Go through the records and copy each line where the word "Confirmed" occurs.

* [SUPPLIED DATA]:
┄┄┄┄┄┄┄┄┄┄
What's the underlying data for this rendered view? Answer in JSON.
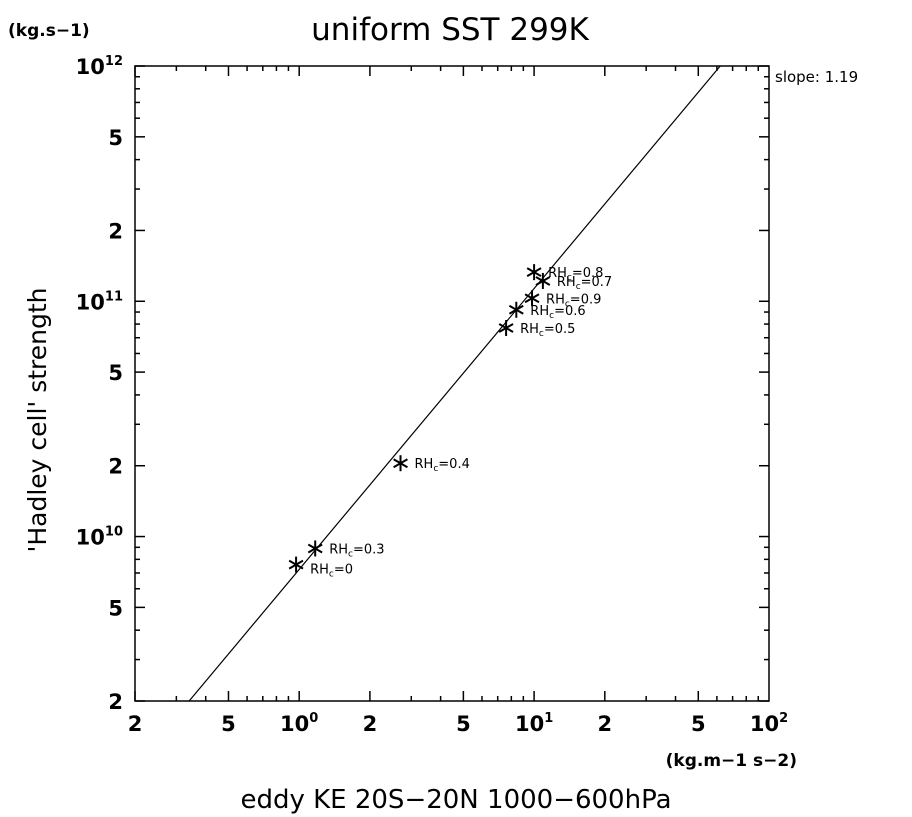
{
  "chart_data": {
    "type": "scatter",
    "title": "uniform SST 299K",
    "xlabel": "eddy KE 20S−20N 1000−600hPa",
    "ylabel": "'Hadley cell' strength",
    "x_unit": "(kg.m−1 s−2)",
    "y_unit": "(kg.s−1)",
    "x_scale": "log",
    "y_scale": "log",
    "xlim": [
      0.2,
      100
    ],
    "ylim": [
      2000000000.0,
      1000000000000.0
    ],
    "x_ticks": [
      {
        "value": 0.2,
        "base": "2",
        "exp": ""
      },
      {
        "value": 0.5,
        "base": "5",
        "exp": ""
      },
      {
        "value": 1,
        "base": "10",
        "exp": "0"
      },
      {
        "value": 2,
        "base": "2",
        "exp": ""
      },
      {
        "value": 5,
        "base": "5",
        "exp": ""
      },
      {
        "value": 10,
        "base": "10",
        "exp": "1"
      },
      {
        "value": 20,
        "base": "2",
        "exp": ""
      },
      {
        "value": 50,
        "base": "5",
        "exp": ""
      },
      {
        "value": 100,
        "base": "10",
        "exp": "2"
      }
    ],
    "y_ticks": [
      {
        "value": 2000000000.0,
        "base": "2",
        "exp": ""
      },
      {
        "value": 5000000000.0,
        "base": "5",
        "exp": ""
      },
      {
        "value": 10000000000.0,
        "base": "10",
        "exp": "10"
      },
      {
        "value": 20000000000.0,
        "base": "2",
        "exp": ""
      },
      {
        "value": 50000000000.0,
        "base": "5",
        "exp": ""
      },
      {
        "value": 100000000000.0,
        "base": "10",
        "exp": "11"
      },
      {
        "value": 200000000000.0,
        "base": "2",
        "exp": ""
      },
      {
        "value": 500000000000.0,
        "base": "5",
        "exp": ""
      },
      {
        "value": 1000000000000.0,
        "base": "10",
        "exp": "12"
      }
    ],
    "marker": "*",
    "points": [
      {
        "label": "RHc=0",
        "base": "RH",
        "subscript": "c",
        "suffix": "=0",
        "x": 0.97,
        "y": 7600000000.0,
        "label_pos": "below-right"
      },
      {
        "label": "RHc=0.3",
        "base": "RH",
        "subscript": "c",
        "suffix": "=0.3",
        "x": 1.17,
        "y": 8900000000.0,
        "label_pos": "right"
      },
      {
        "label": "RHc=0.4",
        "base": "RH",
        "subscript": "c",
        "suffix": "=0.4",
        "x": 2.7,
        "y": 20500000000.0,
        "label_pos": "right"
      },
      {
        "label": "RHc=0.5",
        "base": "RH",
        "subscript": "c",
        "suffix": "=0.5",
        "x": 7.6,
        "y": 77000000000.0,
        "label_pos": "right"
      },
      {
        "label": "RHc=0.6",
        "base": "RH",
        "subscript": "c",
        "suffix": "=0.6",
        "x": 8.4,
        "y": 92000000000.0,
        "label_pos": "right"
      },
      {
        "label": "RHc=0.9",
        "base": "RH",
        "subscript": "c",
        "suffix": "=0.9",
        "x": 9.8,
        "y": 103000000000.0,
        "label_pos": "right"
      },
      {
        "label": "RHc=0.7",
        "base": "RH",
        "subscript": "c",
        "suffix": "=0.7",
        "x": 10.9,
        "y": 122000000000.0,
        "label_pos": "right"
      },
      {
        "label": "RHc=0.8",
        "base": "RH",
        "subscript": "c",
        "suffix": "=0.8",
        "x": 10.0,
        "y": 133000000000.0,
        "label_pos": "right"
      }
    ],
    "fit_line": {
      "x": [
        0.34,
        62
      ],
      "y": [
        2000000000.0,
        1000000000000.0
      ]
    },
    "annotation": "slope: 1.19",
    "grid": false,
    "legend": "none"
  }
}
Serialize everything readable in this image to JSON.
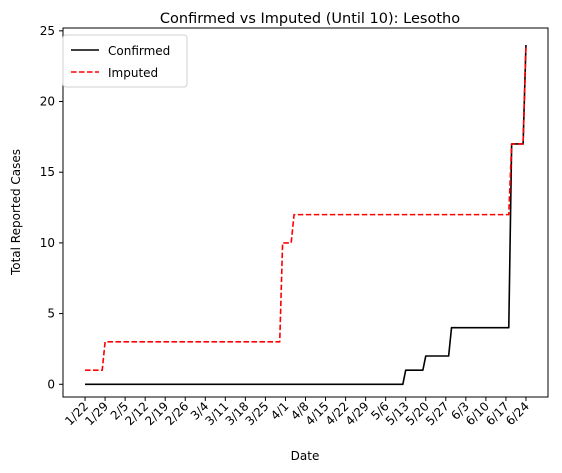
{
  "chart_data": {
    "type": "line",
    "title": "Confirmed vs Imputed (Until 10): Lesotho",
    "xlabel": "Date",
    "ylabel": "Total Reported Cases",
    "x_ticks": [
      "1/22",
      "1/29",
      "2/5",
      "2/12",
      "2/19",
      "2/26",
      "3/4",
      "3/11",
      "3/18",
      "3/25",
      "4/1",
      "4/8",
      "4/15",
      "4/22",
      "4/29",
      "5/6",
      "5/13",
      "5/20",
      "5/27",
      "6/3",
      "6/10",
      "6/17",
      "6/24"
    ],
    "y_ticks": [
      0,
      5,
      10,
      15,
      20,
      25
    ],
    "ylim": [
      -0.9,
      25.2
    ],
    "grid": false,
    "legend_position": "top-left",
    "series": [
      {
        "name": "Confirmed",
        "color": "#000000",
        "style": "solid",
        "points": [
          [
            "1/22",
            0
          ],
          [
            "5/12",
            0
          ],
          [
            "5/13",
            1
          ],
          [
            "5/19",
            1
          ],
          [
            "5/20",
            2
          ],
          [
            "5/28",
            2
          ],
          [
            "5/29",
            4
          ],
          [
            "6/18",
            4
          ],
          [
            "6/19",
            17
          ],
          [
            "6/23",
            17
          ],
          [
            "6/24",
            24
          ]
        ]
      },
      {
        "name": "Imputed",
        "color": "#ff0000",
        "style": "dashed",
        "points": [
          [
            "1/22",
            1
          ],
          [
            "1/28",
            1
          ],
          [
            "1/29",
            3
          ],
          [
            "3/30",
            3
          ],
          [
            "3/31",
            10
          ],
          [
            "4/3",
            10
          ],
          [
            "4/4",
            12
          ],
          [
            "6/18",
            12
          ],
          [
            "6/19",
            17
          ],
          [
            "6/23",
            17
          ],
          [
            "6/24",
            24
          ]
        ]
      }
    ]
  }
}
┄┄┄┄┄┄┄┄┄┄
* [COMPLETED TASK]:
    "title": "Confirmed vs Imputed (Until 10): Lesotho",
        "name": "Confirmed",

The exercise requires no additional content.